### Aim
The records that follow are to be repeated exactly, with the pictures removed.

### Available records
## begin

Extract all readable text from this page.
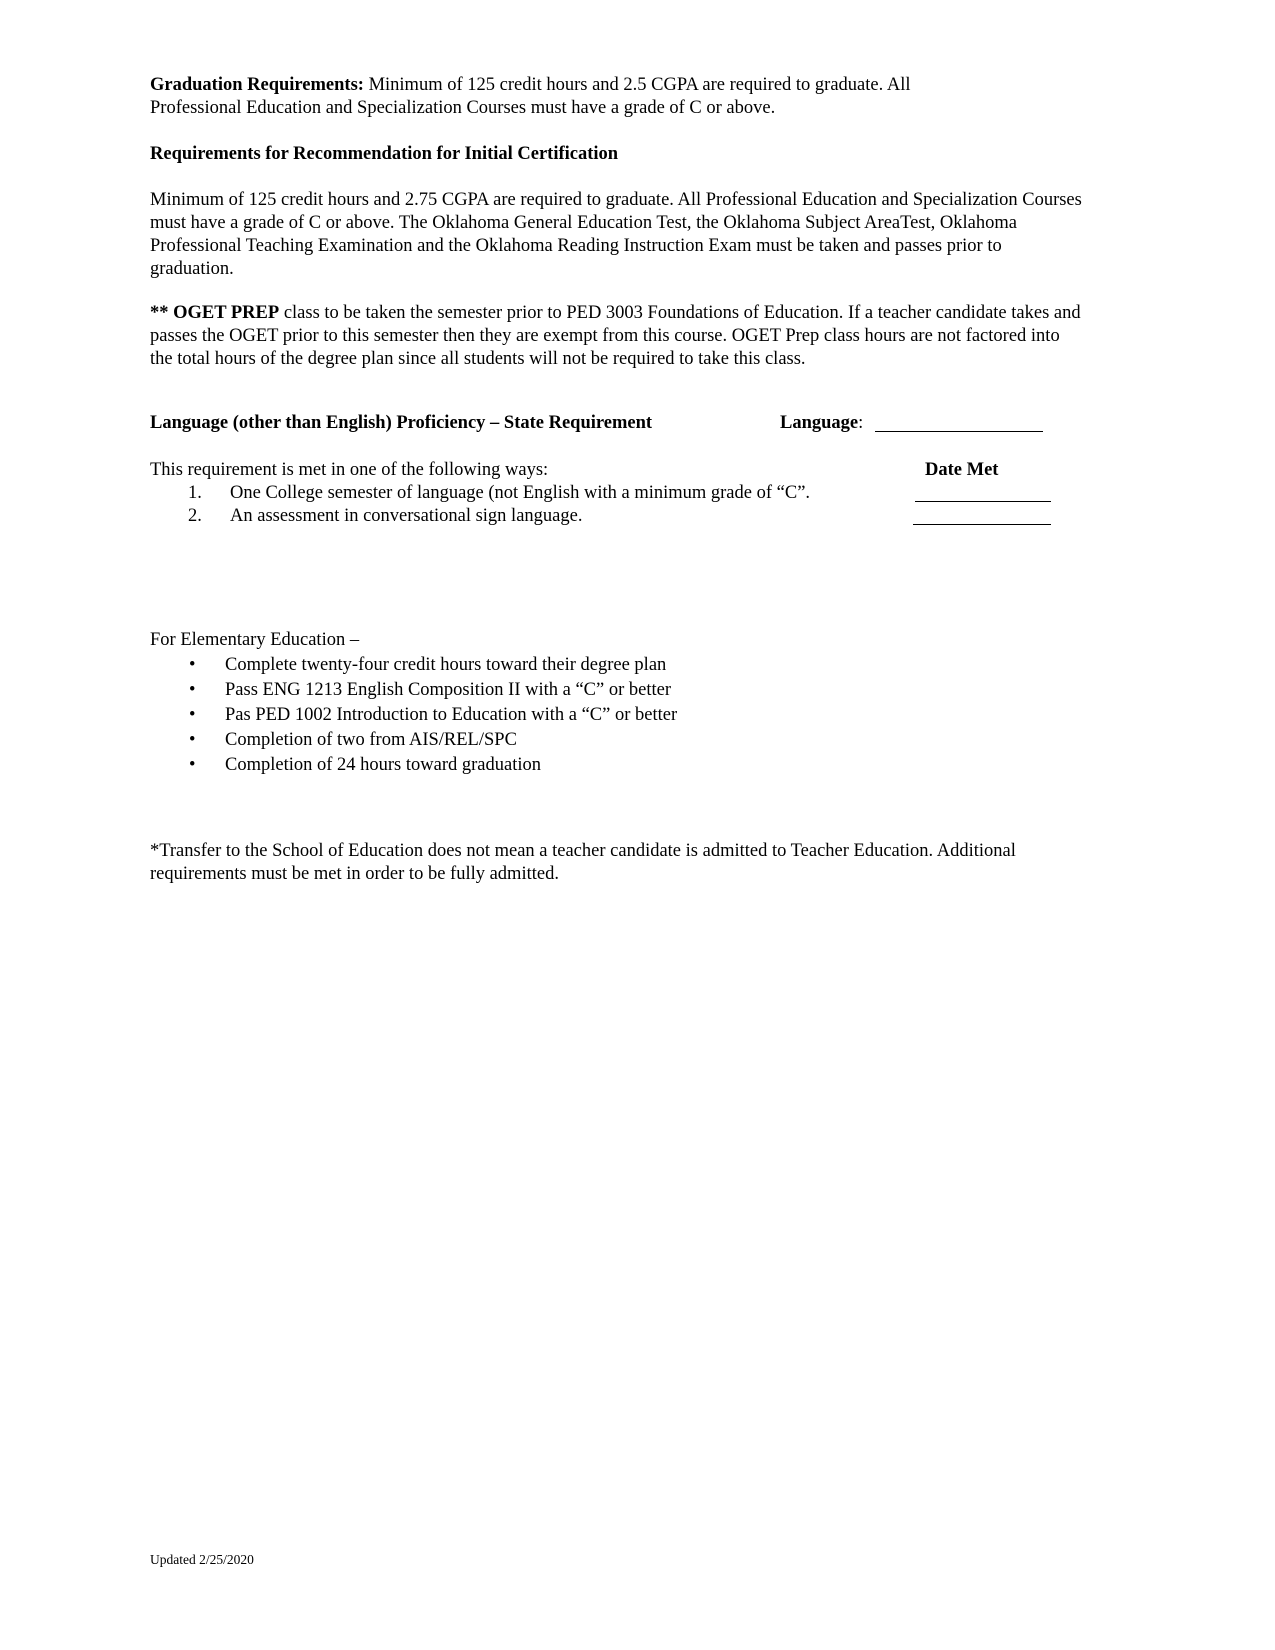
Graduation Requirements: Minimum of 125 credit hours and 2.5 CGPA are required to graduate. All Professional Education and Specialization Courses must have a grade of C or above.

Requirements for Recommendation for Initial Certification

Minimum of 125 credit hours and 2.75 CGPA are required to graduate. All Professional Education and Specialization Courses must have a grade of C or above. The Oklahoma General Education Test, the Oklahoma Subject AreaTest, Oklahoma Professional Teaching Examination and the Oklahoma Reading Instruction Exam must be taken and passes prior to graduation.

** OGET PREP class to be taken the semester prior to PED 3003 Foundations of Education. If a teacher candidate takes and passes the OGET prior to this semester then they are exempt from this course. OGET Prep class hours are not factored into the total hours of the degree plan since all students will not be required to take this class.

Language (other than English) Proficiency – State Requirement	Language:
This requirement is met in one of the following ways:	Date Met
1. One College semester of language (not English with a minimum grade of “C”.
2. An assessment in conversational sign language.

For Elementary Education –

• Complete twenty-four credit hours toward their degree plan
• Pass ENG 1213 English Composition II with a “C” or better
• Pas PED 1002 Introduction to Education with a “C” or better
• Completion of two from AIS/REL/SPC
• Completion of 24 hours toward graduation

*Transfer to the School of Education does not mean a teacher candidate is admitted to Teacher Education. Additional requirements must be met in order to be fully admitted.

Updated 2/25/2020
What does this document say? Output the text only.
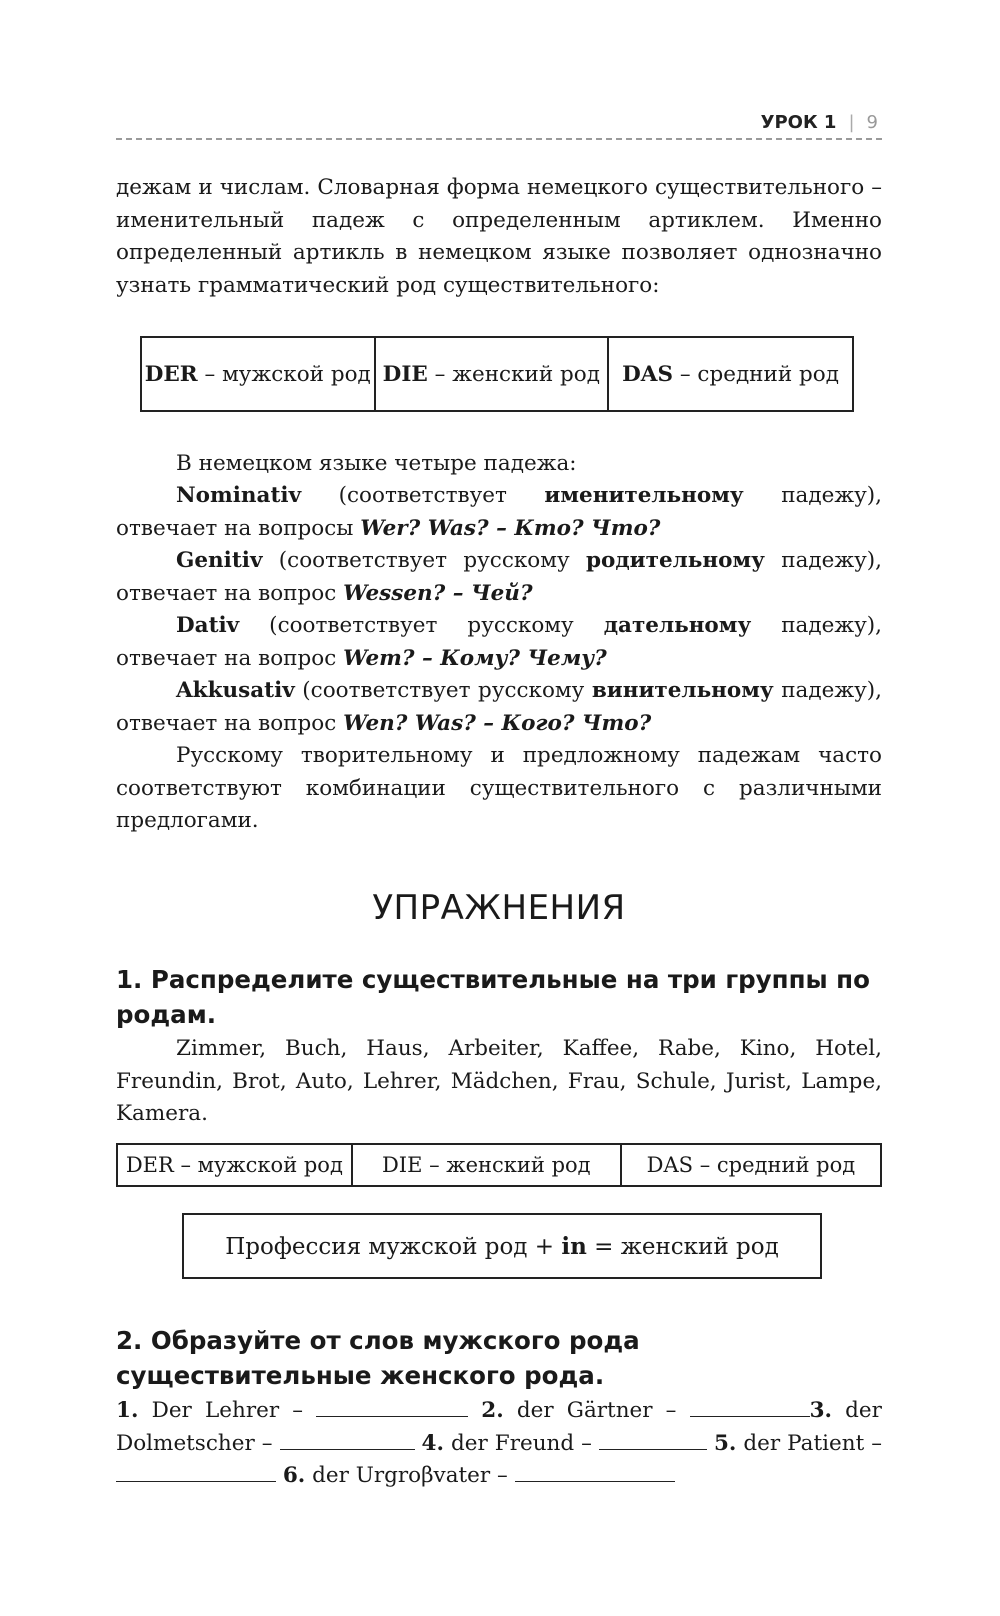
УРОК 1 | 9

дежам и числам. Словарная форма немецкого существительного – именительный падеж с определенным артиклем. Именно определенный артикль в немецком языке позволяет однозначно узнать грамматический род существительного:

DER – мужской род	DIE – женский род	DAS – средний род

В немецком языке четыре падежа:

Nominativ (соответствует именительному падежу), отвечает на вопросы Wer? Was? – Кто? Что?

Genitiv (соответствует русскому родительному падежу), отвечает на вопрос Wessen? – Чей?

Dativ (соответствует русскому дательному падежу), отвечает на вопрос Wem? – Кому? Чему?

Akkusativ (соответствует русскому винительному падежу), отвечает на вопрос Wen? Was? – Кого? Что?

Русскому творительному и предложному падежам часто соответствуют комбинации существительного с различными предлогами.

УПРАЖНЕНИЯ

1. Распределите существительные на три группы по родам.

Zimmer, Buch, Haus, Arbeiter, Kaffee, Rabe, Kino, Hotel, Freundin, Brot, Auto, Lehrer, Mädchen, Frau, Schule, Jurist, Lampe, Kamera.

DER – мужской род	DIE – женский род	DAS – средний род
Профессия мужской род + in = женский род

2. Образуйте от слов мужского рода существительные женского рода.

1. Der Lehrer –	2. der Gärtner –	3. der Dolmetscher –	4. der Freund –	5. der Patient –  6. der Urgroβvater –
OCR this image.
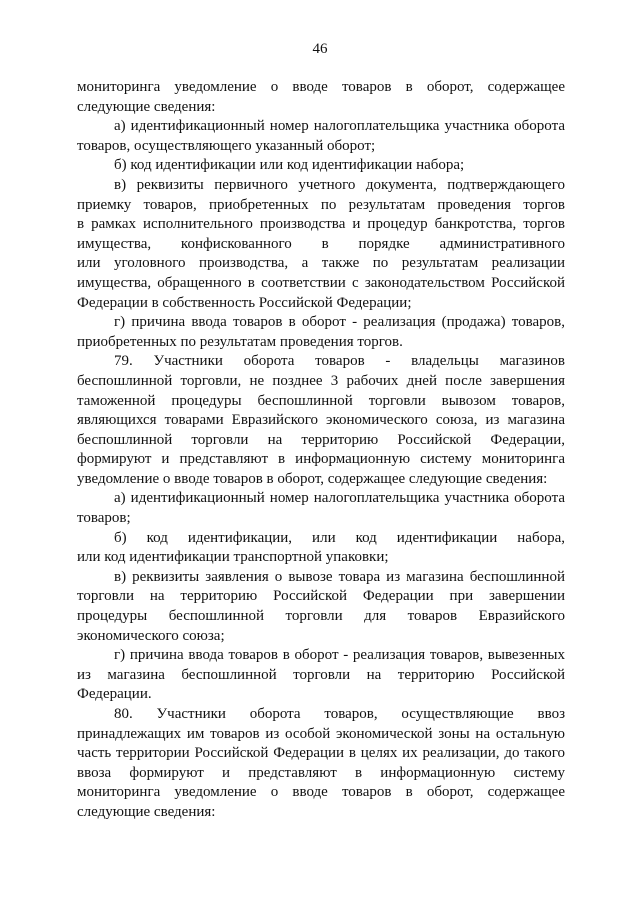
46
мониторинга уведомление о вводе товаров в оборот, содержащее
следующие сведения:
а) идентификационный номер налогоплательщика участника оборота
товаров, осуществляющего указанный оборот;
б) код идентификации или код идентификации набора;
в) реквизиты первичного учетного документа, подтверждающего
приемку товаров, приобретенных по результатам проведения торгов
в рамках исполнительного производства и процедур банкротства, торгов
имущества, конфискованного в порядке административного
или уголовного производства, а также по результатам реализации
имущества, обращенного в соответствии с законодательством Российской
Федерации в собственность Российской Федерации;
г) причина ввода товаров в оборот - реализация (продажа) товаров,
приобретенных по результатам проведения торгов.
79. Участники оборота товаров - владельцы магазинов
беспошлинной торговли, не позднее 3 рабочих дней после завершения
таможенной процедуры беспошлинной торговли вывозом товаров,
являющихся товарами Евразийского экономического союза, из магазина
беспошлинной торговли на территорию Российской Федерации,
формируют и представляют в информационную систему мониторинга
уведомление о вводе товаров в оборот, содержащее следующие сведения:
а) идентификационный номер налогоплательщика участника оборота
товаров;
б) код идентификации, или код идентификации набора,
или код идентификации транспортной упаковки;
в) реквизиты заявления о вывозе товара из магазина беспошлинной
торговли на территорию Российской Федерации при завершении
процедуры беспошлинной торговли для товаров Евразийского
экономического союза;
г) причина ввода товаров в оборот - реализация товаров, вывезенных
из магазина беспошлинной торговли на территорию Российской
Федерации.
80. Участники оборота товаров, осуществляющие ввоз
принадлежащих им товаров из особой экономической зоны на остальную
часть территории Российской Федерации в целях их реализации, до такого
ввоза формируют и представляют в информационную систему
мониторинга уведомление о вводе товаров в оборот, содержащее
следующие сведения:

## end

### Finished task
Extract all readable text from this page.
Graduation Requirements: Minimum of 125 credit hours and 2.5 CGPA are required to graduate. All Professional Education and Specialization Courses must have a grade of C or above.

Requirements for Recommendation for Initial Certification

Minimum of 125 credit hours and 2.75 CGPA are required to graduate. All Professional Education and Specialization Courses must have a grade of C or above. The Oklahoma General Education Test, the Oklahoma Subject AreaTest, Oklahoma Professional Teaching Examination and the Oklahoma Reading Instruction Exam must be taken and passes prior to graduation.

** OGET PREP class to be taken the semester prior to PED 3003 Foundations of Education. If a teacher candidate takes and passes the OGET prior to this semester then they are exempt from this course. OGET Prep class hours are not factored into the total hours of the degree plan since all students will not be required to take this class.

Language (other than English) Proficiency – State Requirement	Language:
This requirement is met in one of the following ways:	Date Met
1. One College semester of language (not English with a minimum grade of “C”.
2. An assessment in conversational sign language.

For Elementary Education –

• Complete twenty-four credit hours toward their degree plan
• Pass ENG 1213 English Composition II with a “C” or better
• Pas PED 1002 Introduction to Education with a “C” or better
• Completion of two from AIS/REL/SPC
• Completion of 24 hours toward graduation

*Transfer to the School of Education does not mean a teacher candidate is admitted to Teacher Education. Additional requirements must be met in order to be fully admitted.

Updated 2/25/2020
What does this document say? Output the text only.
УРОК 1 | 9

дежам и числам. Словарная форма немецкого существительного – именительный падеж с определенным артиклем. Именно определенный артикль в немецком языке позволяет однозначно узнать грамматический род существительного:

DER – мужской род	DIE – женский род	DAS – средний род

В немецком языке четыре падежа:

Nominativ (соответствует именительному падежу), отвечает на вопросы Wer? Was? – Кто? Что?

Genitiv (соответствует русскому родительному падежу), отвечает на вопрос Wessen? – Чей?

Dativ (соответствует русскому дательному падежу), отвечает на вопрос Wem? – Кому? Чему?

Akkusativ (соответствует русскому винительному падежу), отвечает на вопрос Wen? Was? – Кого? Что?

Русскому творительному и предложному падежам часто соответствуют комбинации существительного с различными предлогами.

УПРАЖНЕНИЯ

1. Распределите существительные на три группы по родам.

Zimmer, Buch, Haus, Arbeiter, Kaffee, Rabe, Kino, Hotel, Freundin, Brot, Auto, Lehrer, Mädchen, Frau, Schule, Jurist, Lampe, Kamera.

DER – мужской род	DIE – женский род	DAS – средний род
Профессия мужской род + in = женский род

2. Образуйте от слов мужского рода существительные женского рода.

1. Der Lehrer –	2. der Gärtner –	3. der Dolmetscher –	4. der Freund –	5. der Patient –  6. der Urgroβvater –
OCR this image.
46
мониторинга уведомление о вводе товаров в оборот, содержащее
следующие сведения:
а) идентификационный номер налогоплательщика участника оборота
товаров, осуществляющего указанный оборот;
б) код идентификации или код идентификации набора;
в) реквизиты первичного учетного документа, подтверждающего
приемку товаров, приобретенных по результатам проведения торгов
в рамках исполнительного производства и процедур банкротства, торгов
имущества, конфискованного в порядке административного
или уголовного производства, а также по результатам реализации
имущества, обращенного в соответствии с законодательством Российской
Федерации в собственность Российской Федерации;
г) причина ввода товаров в оборот - реализация (продажа) товаров,
приобретенных по результатам проведения торгов.
79. Участники оборота товаров - владельцы магазинов
беспошлинной торговли, не позднее 3 рабочих дней после завершения
таможенной процедуры беспошлинной торговли вывозом товаров,
являющихся товарами Евразийского экономического союза, из магазина
беспошлинной торговли на территорию Российской Федерации,
формируют и представляют в информационную систему мониторинга
уведомление о вводе товаров в оборот, содержащее следующие сведения:
а) идентификационный номер налогоплательщика участника оборота
товаров;
б) код идентификации, или код идентификации набора,
или код идентификации транспортной упаковки;
в) реквизиты заявления о вывозе товара из магазина беспошлинной
торговли на территорию Российской Федерации при завершении
процедуры беспошлинной торговли для товаров Евразийского
экономического союза;
г) причина ввода товаров в оборот - реализация товаров, вывезенных
из магазина беспошлинной торговли на территорию Российской
Федерации.
80. Участники оборота товаров, осуществляющие ввоз
принадлежащих им товаров из особой экономической зоны на остальную
часть территории Российской Федерации в целях их реализации, до такого
ввоза формируют и представляют в информационную систему
мониторинга уведомление о вводе товаров в оборот, содержащее
следующие сведения:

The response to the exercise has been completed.